• Stated goal
Leave out any picture and return the remaining listing below exactly as given.

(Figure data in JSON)

-=-=-=-=-

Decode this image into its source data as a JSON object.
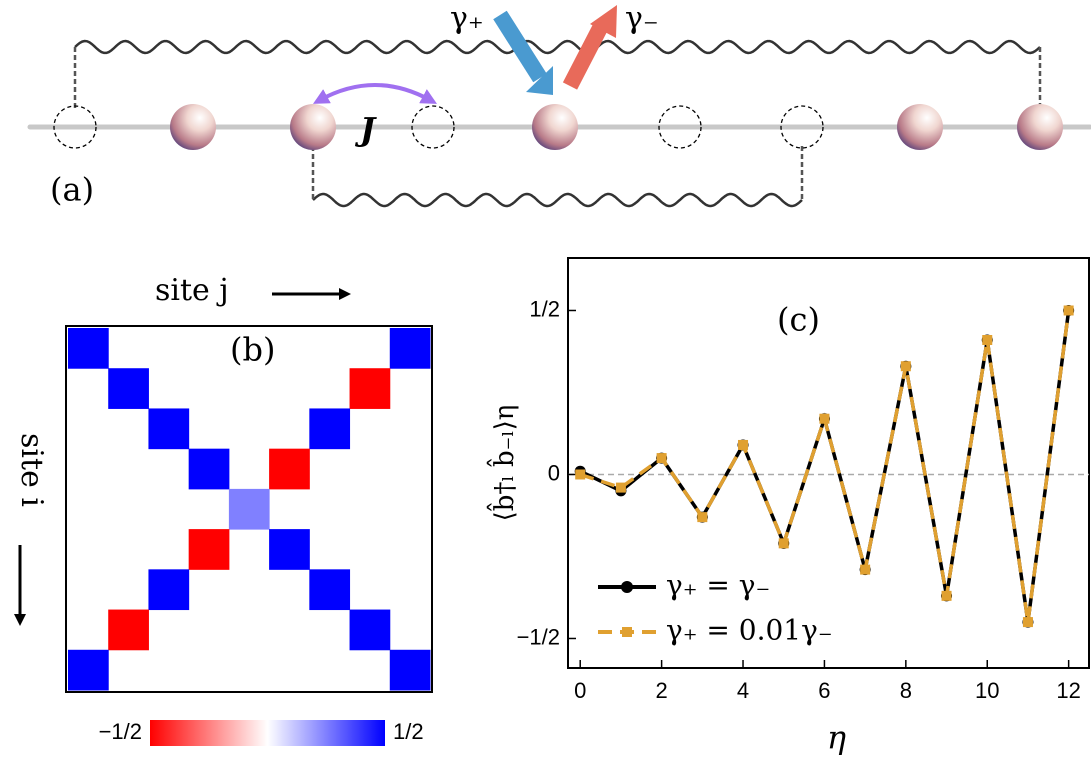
{
  "panel_a": {
    "label": "(a)",
    "gamma_plus": "γ₊",
    "gamma_minus": "γ₋",
    "hopping": "J"
  },
  "chart_data": [
    {
      "type": "heatmap",
      "title": "(b)",
      "x_label": "site j",
      "y_label": "site i",
      "values": [
        [
          0.5,
          0,
          0,
          0,
          0,
          0,
          0,
          0,
          0.5
        ],
        [
          0,
          0.5,
          0,
          0,
          0,
          0,
          0,
          -0.5,
          0
        ],
        [
          0,
          0,
          0.5,
          0,
          0,
          0,
          0.5,
          0,
          0
        ],
        [
          0,
          0,
          0,
          0.5,
          0,
          -0.5,
          0,
          0,
          0
        ],
        [
          0,
          0,
          0,
          0,
          0.25,
          0,
          0,
          0,
          0
        ],
        [
          0,
          0,
          0,
          -0.5,
          0,
          0.5,
          0,
          0,
          0
        ],
        [
          0,
          0,
          0.5,
          0,
          0,
          0,
          0.5,
          0,
          0
        ],
        [
          0,
          -0.5,
          0,
          0,
          0,
          0,
          0,
          0.5,
          0
        ],
        [
          0.5,
          0,
          0,
          0,
          0,
          0,
          0,
          0,
          0.5
        ]
      ],
      "clim": [
        -0.5,
        0.5
      ],
      "low_color": "#ff0000",
      "high_color": "#0000ff",
      "colorbar_ticks": [
        {
          "value": -0.5,
          "label": "−1/2"
        },
        {
          "value": 0.5,
          "label": "1/2"
        }
      ]
    },
    {
      "type": "line",
      "title": "(c)",
      "x_label": "η",
      "y_label": "⟨b̂†ₗ b̂₋ₗ⟩η",
      "x": [
        0,
        1,
        2,
        3,
        4,
        5,
        6,
        7,
        8,
        9,
        10,
        11,
        12
      ],
      "series": [
        {
          "name": "γ₊ = γ₋",
          "color": "#000000",
          "marker": "circle",
          "dash": false,
          "values": [
            0.01,
            -0.05,
            0.05,
            -0.13,
            0.09,
            -0.21,
            0.17,
            -0.29,
            0.33,
            -0.37,
            0.41,
            -0.45,
            0.5
          ]
        },
        {
          "name": "γ₊ = 0.01γ₋",
          "color": "#e0a030",
          "marker": "square",
          "dash": true,
          "values": [
            0.0,
            -0.04,
            0.05,
            -0.13,
            0.09,
            -0.21,
            0.17,
            -0.29,
            0.33,
            -0.37,
            0.41,
            -0.45,
            0.5
          ]
        }
      ],
      "xlim": [
        -0.3,
        12.5
      ],
      "ylim": [
        -0.59,
        0.66
      ],
      "xticks": [
        0,
        2,
        4,
        6,
        8,
        10,
        12
      ],
      "yticks": [
        {
          "value": -0.5,
          "label": "−1/2"
        },
        0,
        {
          "value": 0.5,
          "label": "1/2"
        }
      ],
      "zero_line": true,
      "legend": "lower left"
    }
  ]
}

-=-=-=-=-

• Answer for this exercise
Decode this image into its source data as a JSON object.
{
  "panel_a": {
    "label": "(a)",
    "gamma_plus": "γ₊",
    "gamma_minus": "γ₋",
    "hopping": "J"
  },
  "chart_data": [
    {
      "type": "heatmap",
      "title": "(b)",
      "x_label": "site j",
      "y_label": "site i",
      "values": [
        [
          0.5,
          0,
          0,
          0,
          0,
          0,
          0,
          0,
          0.5
        ],
        [
          0,
          0.5,
          0,
          0,
          0,
          0,
          0,
          -0.5,
          0
        ],
        [
          0,
          0,
          0.5,
          0,
          0,
          0,
          0.5,
          0,
          0
        ],
        [
          0,
          0,
          0,
          0.5,
          0,
          -0.5,
          0,
          0,
          0
        ],
        [
          0,
          0,
          0,
          0,
          0.25,
          0,
          0,
          0,
          0
        ],
        [
          0,
          0,
          0,
          -0.5,
          0,
          0.5,
          0,
          0,
          0
        ],
        [
          0,
          0,
          0.5,
          0,
          0,
          0,
          0.5,
          0,
          0
        ],
        [
          0,
          -0.5,
          0,
          0,
          0,
          0,
          0,
          0.5,
          0
        ],
        [
          0.5,
          0,
          0,
          0,
          0,
          0,
          0,
          0,
          0.5
        ]
      ],
      "clim": [
        -0.5,
        0.5
      ],
      "low_color": "#ff0000",
      "high_color": "#0000ff",
      "colorbar_ticks": [
        {
          "value": -0.5,
          "label": "−1/2"
        },
        {
          "value": 0.5,
          "label": "1/2"
        }
      ]
    },
    {
      "type": "line",
      "title": "(c)",
      "x_label": "η",
      "y_label": "⟨b̂†ₗ b̂₋ₗ⟩η",
      "x": [
        0,
        1,
        2,
        3,
        4,
        5,
        6,
        7,
        8,
        9,
        10,
        11,
        12
      ],
      "series": [
        {
          "name": "γ₊ = γ₋",
          "color": "#000000",
          "marker": "circle",
          "dash": false,
          "values": [
            0.01,
            -0.05,
            0.05,
            -0.13,
            0.09,
            -0.21,
            0.17,
            -0.29,
            0.33,
            -0.37,
            0.41,
            -0.45,
            0.5
          ]
        },
        {
          "name": "γ₊ = 0.01γ₋",
          "color": "#e0a030",
          "marker": "square",
          "dash": true,
          "values": [
            0.0,
            -0.04,
            0.05,
            -0.13,
            0.09,
            -0.21,
            0.17,
            -0.29,
            0.33,
            -0.37,
            0.41,
            -0.45,
            0.5
          ]
        }
      ],
      "xlim": [
        -0.3,
        12.5
      ],
      "ylim": [
        -0.59,
        0.66
      ],
      "xticks": [
        0,
        2,
        4,
        6,
        8,
        10,
        12
      ],
      "yticks": [
        {
          "value": -0.5,
          "label": "−1/2"
        },
        0,
        {
          "value": 0.5,
          "label": "1/2"
        }
      ],
      "zero_line": true,
      "legend": "lower left"
    }
  ]
}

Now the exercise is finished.